Exercise instructions: Output the material exactly, but drop every image it holds.

Material for the task:
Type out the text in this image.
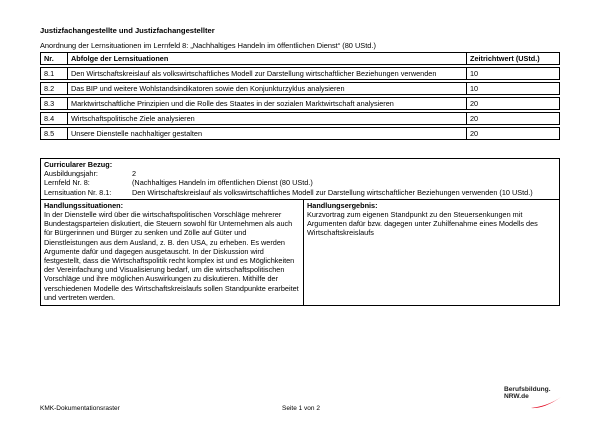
Justizfachangestellte und Justizfachangestellter
Anordnung der Lernsituationen im Lernfeld 8: „Nachhaltiges Handeln im öffentlichen Dienst“ (80 UStd.)
Nr.	Abfolge der Lernsituationen	Zeitrichtwert (UStd.)

8.1	Den Wirtschaftskreislauf als volkswirtschaftliches Modell zur Darstellung wirtschaftlicher Beziehungen verwenden	10

8.2	Das BIP und weitere Wohlstandsindikatoren sowie den Konjunkturzyklus analysieren	10

8.3	Marktwirtschaftliche Prinzipien und die Rolle des Staates in der sozialen Marktwirtschaft analysieren	20

8.4	Wirtschaftspolitische Ziele analysieren	20

8.5	Unsere Dienstelle nachhaltiger gestalten	20
Curricularer Bezug:
Ausbildungsjahr:	2
Lernfeld Nr. 8:	(Nachhaltiges Handeln im öffentlichen Dienst (80 UStd.)
Lernsituation Nr. 8.1:	Den Wirtschaftskreislauf als volkswirtschaftliches Modell zur Darstellung wirtschaftlicher Beziehungen verwenden (10 UStd.)
Handlungssituationen:
In der Dienstelle wird über die wirtschaftspolitischen Vorschläge mehrerer Bundestagsparteien diskutiert, die Steuern sowohl für Unternehmen als auch für Bürgerinnen und Bürger zu senken und Zölle auf Güter und Dienstleistungen aus dem Ausland, z. B. den USA, zu erheben. Es werden Argumente dafür und dagegen ausgetauscht. In der Diskussion wird festgestellt, dass die Wirtschaftspolitik recht komplex ist und es Möglichkeiten der Vereinfachung und Visualisierung bedarf, um die wirtschaftspolitischen Vorschläge und ihre möglichen Auswirkungen zu diskutieren. Mithilfe der verschiedenen Modelle des Wirtschaftskreislaufs sollen Standpunkte erarbeitet und vertreten werden.
Handlungsergebnis:
Kurzvortrag zum eigenen Standpunkt zu den Steuersenkungen mit Argumenten dafür bzw. dagegen unter Zuhilfenahme eines Modells des Wirtschaftskreislaufs
KMK-Dokumentationsraster	Seite 1 von 2
Berufsbildung.
NRW.de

Result of this task:
Type out the text in this image.
Justizfachangestellte und Justizfachangestellter
Anordnung der Lernsituationen im Lernfeld 8: „Nachhaltiges Handeln im öffentlichen Dienst“ (80 UStd.)
Nr.	Abfolge der Lernsituationen	Zeitrichtwert (UStd.)

8.1	Den Wirtschaftskreislauf als volkswirtschaftliches Modell zur Darstellung wirtschaftlicher Beziehungen verwenden	10

8.2	Das BIP und weitere Wohlstandsindikatoren sowie den Konjunkturzyklus analysieren	10

8.3	Marktwirtschaftliche Prinzipien und die Rolle des Staates in der sozialen Marktwirtschaft analysieren	20

8.4	Wirtschaftspolitische Ziele analysieren	20

8.5	Unsere Dienstelle nachhaltiger gestalten	20
Curricularer Bezug:
Ausbildungsjahr:	2
Lernfeld Nr. 8:	(Nachhaltiges Handeln im öffentlichen Dienst (80 UStd.)
Lernsituation Nr. 8.1:	Den Wirtschaftskreislauf als volkswirtschaftliches Modell zur Darstellung wirtschaftlicher Beziehungen verwenden (10 UStd.)
Handlungssituationen:
In der Dienstelle wird über die wirtschaftspolitischen Vorschläge mehrerer Bundestagsparteien diskutiert, die Steuern sowohl für Unternehmen als auch für Bürgerinnen und Bürger zu senken und Zölle auf Güter und Dienstleistungen aus dem Ausland, z. B. den USA, zu erheben. Es werden Argumente dafür und dagegen ausgetauscht. In der Diskussion wird festgestellt, dass die Wirtschaftspolitik recht komplex ist und es Möglichkeiten der Vereinfachung und Visualisierung bedarf, um die wirtschaftspolitischen Vorschläge und ihre möglichen Auswirkungen zu diskutieren. Mithilfe der verschiedenen Modelle des Wirtschaftskreislaufs sollen Standpunkte erarbeitet und vertreten werden.
Handlungsergebnis:
Kurzvortrag zum eigenen Standpunkt zu den Steuersenkungen mit Argumenten dafür bzw. dagegen unter Zuhilfenahme eines Modells des Wirtschaftskreislaufs
KMK-Dokumentationsraster	Seite 1 von 2
Berufsbildung.
NRW.de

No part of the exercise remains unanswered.